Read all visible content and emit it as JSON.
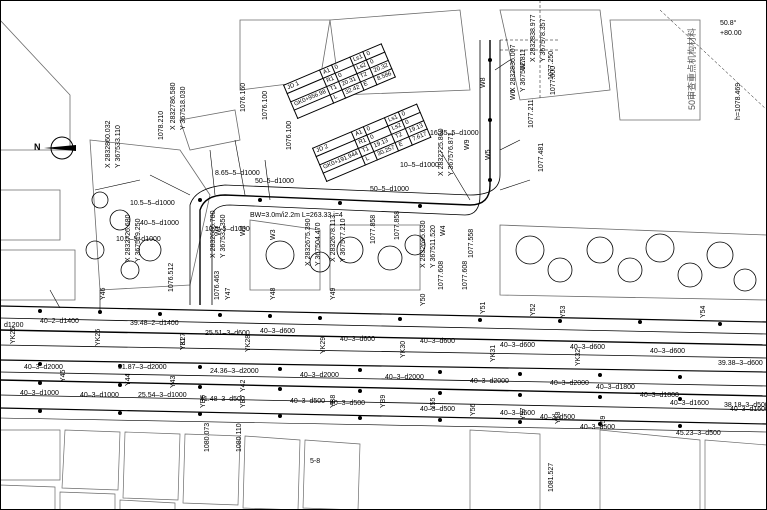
{
  "colors": {
    "background": "#ffffff",
    "ink": "#000000",
    "block_outline": "#6b6b6b",
    "road_edge": "#000000"
  },
  "north_arrow": {
    "icon": "north-arrow-icon",
    "label": "N"
  },
  "curve_table_1": {
    "rows": [
      [
        "JD 1",
        "A1",
        "0",
        "Ls1",
        "0"
      ],
      [
        "",
        "R1",
        "0",
        "Ls2",
        "0"
      ],
      [
        "GK0+956.98",
        "T1",
        "20.31",
        "T2",
        "20.32"
      ],
      [
        "",
        "L",
        "32.42",
        "E",
        "8.586"
      ]
    ]
  },
  "curve_table_2": {
    "rows": [
      [
        "JD 2",
        "A1",
        "0",
        "Ls1",
        "0"
      ],
      [
        "",
        "R1",
        "0",
        "Ls2",
        "0"
      ],
      [
        "GK0+191.944",
        "T1",
        "19.13",
        "T2",
        "19.13"
      ],
      [
        "",
        "L",
        "30.257",
        "E",
        "7.617"
      ]
    ]
  },
  "annotations": {
    "road_profile": "BW=3.0m/i2.2m  L=263.33  i=4",
    "upper_right_label": "50.8°",
    "upper_right_label_2": "+80.00",
    "upper_right_elev": "h=1078.469",
    "upper_right_caption": "50审查重点机构材料",
    "bottom_text": "5-8"
  },
  "pipe_labels": [
    "40–2–d1400",
    "39.48–2–d1400",
    "40–3–d600",
    "25.51–3–d600",
    "40–3–d600",
    "40–3–d600",
    "40–3–d600",
    "40–3–d600",
    "40–3–d600",
    "39.38–3–d600",
    "40–3–d2000",
    "51.87–3–d2000",
    "24.36–3–d2000",
    "40–3–d2000",
    "40–3–d2000",
    "40–3–d2000",
    "40–3–d2000",
    "40–3–d1800",
    "40–3–d1800",
    "40–3–d1600",
    "40–3–d1600",
    "40–3–d1000",
    "40–3–d1000",
    "25.54–3–d1000",
    "41.48–3–d500",
    "40–3–d500",
    "40–3–d500",
    "40–3–d500",
    "40–3–d500",
    "40–3–d500",
    "40–3–d500",
    "45.23–3–d500",
    "38.18–3–d500",
    "50–5–d1000",
    "50–5–d1000",
    "10.5–5–d1000",
    "10–5–d1000",
    "16.35–5–d1000",
    "10.5–5–d1000",
    "10.5–5–d1000",
    "8.65–5–d1000",
    "40–5–d1000",
    "d1200"
  ],
  "elevations": [
    "1077.858",
    "1077.858",
    "1077.608",
    "1077.608",
    "1077.558",
    "1077.481",
    "1077.211",
    "1077.000",
    "1076.100",
    "1076.100",
    "1076.160",
    "1078.210",
    "1080.073",
    "1080.110",
    "1081.527",
    "1076.512",
    "1076.463",
    "1077.250"
  ],
  "node_labels": [
    "Y53",
    "Y54",
    "Y52",
    "Y51",
    "Y50",
    "Y49",
    "Y48",
    "Y47",
    "Y46",
    "YB6",
    "YB7",
    "YB8",
    "YB9",
    "Y55",
    "Y56",
    "Y57",
    "Y58",
    "Y59",
    "YK25",
    "YK26",
    "YK27",
    "YK28",
    "YK29",
    "YK30",
    "YK31",
    "YK32",
    "W1",
    "W2",
    "W3",
    "W4",
    "W5",
    "W6",
    "W7",
    "W8",
    "W9",
    "Y31",
    "Y45",
    "Y44",
    "Y43",
    "Y42"
  ],
  "coordinates": [
    "X 2832860.032",
    "Y 367533.110",
    "X 2832786.580",
    "Y 367518.030",
    "X 2832726.680",
    "Y 367519.250",
    "X 2832686.780",
    "Y 367532.350",
    "X 2832678.113",
    "Y 367577.210",
    "X 2832675.390",
    "Y 367504.470",
    "X 2832695.630",
    "Y 367511.520",
    "X 2832725.860",
    "Y 367576.871",
    "X 2832836.007",
    "Y 367562.811",
    "X 2832838.977",
    "Y 367578.357"
  ]
}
▬▬▬
— WHAT TO PRODUCE —
Without the pictures, write out the whole listing above exactly as it appears.

— THE COMPLETED TASK —
Read all visible content and emit it as JSON.
{
  "colors": {
    "background": "#ffffff",
    "ink": "#000000",
    "block_outline": "#6b6b6b",
    "road_edge": "#000000"
  },
  "north_arrow": {
    "icon": "north-arrow-icon",
    "label": "N"
  },
  "curve_table_1": {
    "rows": [
      [
        "JD 1",
        "A1",
        "0",
        "Ls1",
        "0"
      ],
      [
        "",
        "R1",
        "0",
        "Ls2",
        "0"
      ],
      [
        "GK0+956.98",
        "T1",
        "20.31",
        "T2",
        "20.32"
      ],
      [
        "",
        "L",
        "32.42",
        "E",
        "8.586"
      ]
    ]
  },
  "curve_table_2": {
    "rows": [
      [
        "JD 2",
        "A1",
        "0",
        "Ls1",
        "0"
      ],
      [
        "",
        "R1",
        "0",
        "Ls2",
        "0"
      ],
      [
        "GK0+191.944",
        "T1",
        "19.13",
        "T2",
        "19.13"
      ],
      [
        "",
        "L",
        "30.257",
        "E",
        "7.617"
      ]
    ]
  },
  "annotations": {
    "road_profile": "BW=3.0m/i2.2m  L=263.33  i=4",
    "upper_right_label": "50.8°",
    "upper_right_label_2": "+80.00",
    "upper_right_elev": "h=1078.469",
    "upper_right_caption": "50审查重点机构材料",
    "bottom_text": "5-8"
  },
  "pipe_labels": [
    "40–2–d1400",
    "39.48–2–d1400",
    "40–3–d600",
    "25.51–3–d600",
    "40–3–d600",
    "40–3–d600",
    "40–3–d600",
    "40–3–d600",
    "40–3–d600",
    "39.38–3–d600",
    "40–3–d2000",
    "51.87–3–d2000",
    "24.36–3–d2000",
    "40–3–d2000",
    "40–3–d2000",
    "40–3–d2000",
    "40–3–d2000",
    "40–3–d1800",
    "40–3–d1800",
    "40–3–d1600",
    "40–3–d1600",
    "40–3–d1000",
    "40–3–d1000",
    "25.54–3–d1000",
    "41.48–3–d500",
    "40–3–d500",
    "40–3–d500",
    "40–3–d500",
    "40–3–d500",
    "40–3–d500",
    "40–3–d500",
    "45.23–3–d500",
    "38.18–3–d500",
    "50–5–d1000",
    "50–5–d1000",
    "10.5–5–d1000",
    "10–5–d1000",
    "16.35–5–d1000",
    "10.5–5–d1000",
    "10.5–5–d1000",
    "8.65–5–d1000",
    "40–5–d1000",
    "d1200"
  ],
  "elevations": [
    "1077.858",
    "1077.858",
    "1077.608",
    "1077.608",
    "1077.558",
    "1077.481",
    "1077.211",
    "1077.000",
    "1076.100",
    "1076.100",
    "1076.160",
    "1078.210",
    "1080.073",
    "1080.110",
    "1081.527",
    "1076.512",
    "1076.463",
    "1077.250"
  ],
  "node_labels": [
    "Y53",
    "Y54",
    "Y52",
    "Y51",
    "Y50",
    "Y49",
    "Y48",
    "Y47",
    "Y46",
    "YB6",
    "YB7",
    "YB8",
    "YB9",
    "Y55",
    "Y56",
    "Y57",
    "Y58",
    "Y59",
    "YK25",
    "YK26",
    "YK27",
    "YK28",
    "YK29",
    "YK30",
    "YK31",
    "YK32",
    "W1",
    "W2",
    "W3",
    "W4",
    "W5",
    "W6",
    "W7",
    "W8",
    "W9",
    "Y31",
    "Y45",
    "Y44",
    "Y43",
    "Y42"
  ],
  "coordinates": [
    "X 2832860.032",
    "Y 367533.110",
    "X 2832786.580",
    "Y 367518.030",
    "X 2832726.680",
    "Y 367519.250",
    "X 2832686.780",
    "Y 367532.350",
    "X 2832678.113",
    "Y 367577.210",
    "X 2832675.390",
    "Y 367504.470",
    "X 2832695.630",
    "Y 367511.520",
    "X 2832725.860",
    "Y 367576.871",
    "X 2832836.007",
    "Y 367562.811",
    "X 2832838.977",
    "Y 367578.357"
  ]
}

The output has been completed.